* [Aim of the task]:
Your task is to copy the listing exactly. Drop any pictures from the copy.

* [Records provided]:

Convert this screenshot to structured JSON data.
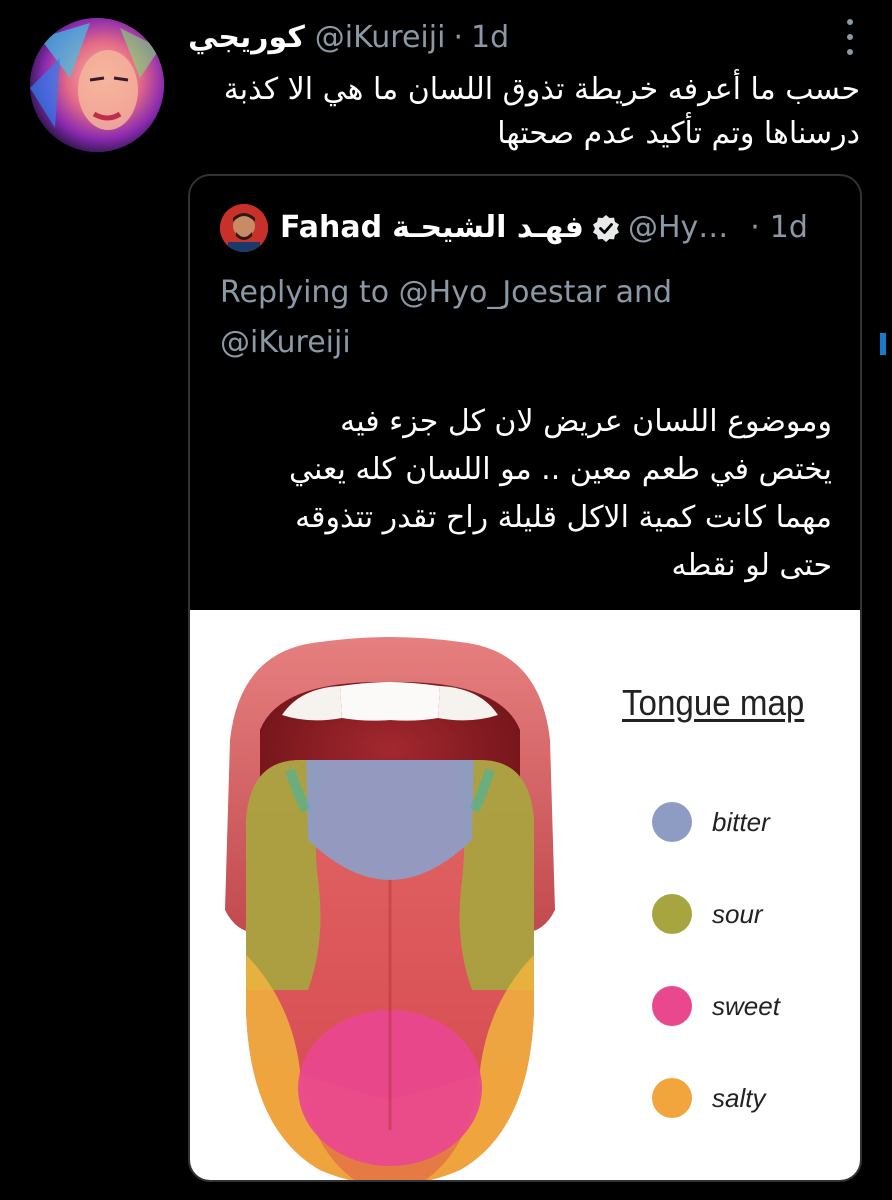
{
  "tweet": {
    "display_name": "كوريجي",
    "handle": "@iKureiji",
    "separator": "·",
    "time": "1d",
    "text_line1": "حسب ما أعرفه خريطة تذوق اللسان ما هي الا كذبة",
    "text_line2": "درسناها وتم تأكيد عدم صحتها",
    "avatar_icon": "avatar-icon",
    "more_icon": "more-options-icon"
  },
  "quote": {
    "name_latin": "Fahad",
    "name_arabic": "فهـد الشيحـة",
    "verified_icon": "verified-badge-icon",
    "handle": "@Hy…",
    "separator": "·",
    "time": "1d",
    "reply_line1": "Replying to @Hyo_Joestar and",
    "reply_line2": "@iKureiji",
    "text_lines": [
      "وموضوع اللسان عريض لان كل جزء فيه",
      "يختص في طعم معين .. مو اللسان كله يعني",
      "مهما كانت كمية الاكل قليلة راح تقدر تتذوقه",
      "حتى لو نقطه"
    ]
  },
  "image": {
    "title": "Tongue map",
    "legend": [
      {
        "label": "bitter",
        "color": "#8e9cc4"
      },
      {
        "label": "sour",
        "color": "#a7a53f"
      },
      {
        "label": "sweet",
        "color": "#e9488f"
      },
      {
        "label": "salty",
        "color": "#f2a43d"
      }
    ]
  },
  "colors": {
    "background": "#000000",
    "secondary_text": "#8b98a5",
    "card_border": "#2f3336"
  }
}
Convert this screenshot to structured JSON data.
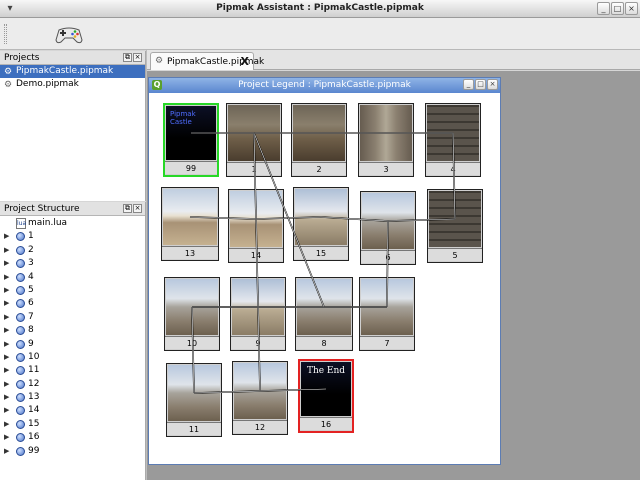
{
  "window": {
    "title": "Pipmak Assistant : PipmakCastle.pipmak",
    "buttons": {
      "minimize": "_",
      "maximize": "□",
      "close": "×"
    }
  },
  "toolbar": {
    "run_icon": "gamepad-icon"
  },
  "projects_panel": {
    "title": "Projects",
    "items": [
      {
        "label": "PipmakCastle.pipmak",
        "selected": true
      },
      {
        "label": "Demo.pipmak",
        "selected": false
      }
    ]
  },
  "structure_panel": {
    "title": "Project Structure",
    "items": [
      "main.lua",
      "1",
      "2",
      "3",
      "4",
      "5",
      "6",
      "7",
      "8",
      "9",
      "10",
      "11",
      "12",
      "13",
      "14",
      "15",
      "16",
      "99"
    ]
  },
  "tabs": [
    {
      "label": "PipmakCastle.pipmak",
      "close": "X"
    }
  ],
  "legend_window": {
    "title": "Project Legend : PipmakCastle.pipmak",
    "app_icon": "Q",
    "buttons": {
      "minimize": "_",
      "maximize": "□",
      "close": "×"
    },
    "start_caption": "Pipmak Castle",
    "end_caption": "The End",
    "nodes": [
      {
        "id": "99",
        "style": "dark",
        "role": "start"
      },
      {
        "id": "1",
        "style": "stone-room"
      },
      {
        "id": "2",
        "style": "stone-room"
      },
      {
        "id": "3",
        "style": "wallgap"
      },
      {
        "id": "4",
        "style": "wall"
      },
      {
        "id": "13",
        "style": "fence"
      },
      {
        "id": "14",
        "style": "fence"
      },
      {
        "id": "15",
        "style": "sky"
      },
      {
        "id": "6",
        "style": "walkway"
      },
      {
        "id": "5",
        "style": "wall"
      },
      {
        "id": "10",
        "style": "walkway"
      },
      {
        "id": "9",
        "style": "sky"
      },
      {
        "id": "8",
        "style": "walkway"
      },
      {
        "id": "7",
        "style": "walkway"
      },
      {
        "id": "11",
        "style": "walkway"
      },
      {
        "id": "12",
        "style": "walkway"
      },
      {
        "id": "16",
        "style": "dark",
        "role": "end"
      }
    ]
  }
}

* [Correct answer]:
Convert this screenshot to structured JSON data.
{
  "tweet": {
    "display_name": "كوريجي",
    "handle": "@iKureiji",
    "separator": "·",
    "time": "1d",
    "text_line1": "حسب ما أعرفه خريطة تذوق اللسان ما هي الا كذبة",
    "text_line2": "درسناها وتم تأكيد عدم صحتها",
    "avatar_icon": "avatar-icon",
    "more_icon": "more-options-icon"
  },
  "quote": {
    "name_latin": "Fahad",
    "name_arabic": "فهـد الشيحـة",
    "verified_icon": "verified-badge-icon",
    "handle": "@Hy…",
    "separator": "·",
    "time": "1d",
    "reply_line1": "Replying to @Hyo_Joestar and",
    "reply_line2": "@iKureiji",
    "text_lines": [
      "وموضوع اللسان عريض لان كل جزء فيه",
      "يختص في طعم معين .. مو اللسان كله يعني",
      "مهما كانت كمية الاكل قليلة راح تقدر تتذوقه",
      "حتى لو نقطه"
    ]
  },
  "image": {
    "title": "Tongue map",
    "legend": [
      {
        "label": "bitter",
        "color": "#8e9cc4"
      },
      {
        "label": "sour",
        "color": "#a7a53f"
      },
      {
        "label": "sweet",
        "color": "#e9488f"
      },
      {
        "label": "salty",
        "color": "#f2a43d"
      }
    ]
  },
  "colors": {
    "background": "#000000",
    "secondary_text": "#8b98a5",
    "card_border": "#2f3336"
  }
}
Convert this screenshot to structured JSON data.
{
  "window": {
    "title": "Pipmak Assistant : PipmakCastle.pipmak",
    "buttons": {
      "minimize": "_",
      "maximize": "□",
      "close": "×"
    }
  },
  "toolbar": {
    "run_icon": "gamepad-icon"
  },
  "projects_panel": {
    "title": "Projects",
    "items": [
      {
        "label": "PipmakCastle.pipmak",
        "selected": true
      },
      {
        "label": "Demo.pipmak",
        "selected": false
      }
    ]
  },
  "structure_panel": {
    "title": "Project Structure",
    "items": [
      "main.lua",
      "1",
      "2",
      "3",
      "4",
      "5",
      "6",
      "7",
      "8",
      "9",
      "10",
      "11",
      "12",
      "13",
      "14",
      "15",
      "16",
      "99"
    ]
  },
  "tabs": [
    {
      "label": "PipmakCastle.pipmak",
      "close": "X"
    }
  ],
  "legend_window": {
    "title": "Project Legend : PipmakCastle.pipmak",
    "app_icon": "Q",
    "buttons": {
      "minimize": "_",
      "maximize": "□",
      "close": "×"
    },
    "start_caption": "Pipmak Castle",
    "end_caption": "The End",
    "nodes": [
      {
        "id": "99",
        "style": "dark",
        "role": "start"
      },
      {
        "id": "1",
        "style": "stone-room"
      },
      {
        "id": "2",
        "style": "stone-room"
      },
      {
        "id": "3",
        "style": "wallgap"
      },
      {
        "id": "4",
        "style": "wall"
      },
      {
        "id": "13",
        "style": "fence"
      },
      {
        "id": "14",
        "style": "fence"
      },
      {
        "id": "15",
        "style": "sky"
      },
      {
        "id": "6",
        "style": "walkway"
      },
      {
        "id": "5",
        "style": "wall"
      },
      {
        "id": "10",
        "style": "walkway"
      },
      {
        "id": "9",
        "style": "sky"
      },
      {
        "id": "8",
        "style": "walkway"
      },
      {
        "id": "7",
        "style": "walkway"
      },
      {
        "id": "11",
        "style": "walkway"
      },
      {
        "id": "12",
        "style": "walkway"
      },
      {
        "id": "16",
        "style": "dark",
        "role": "end"
      }
    ]
  }
}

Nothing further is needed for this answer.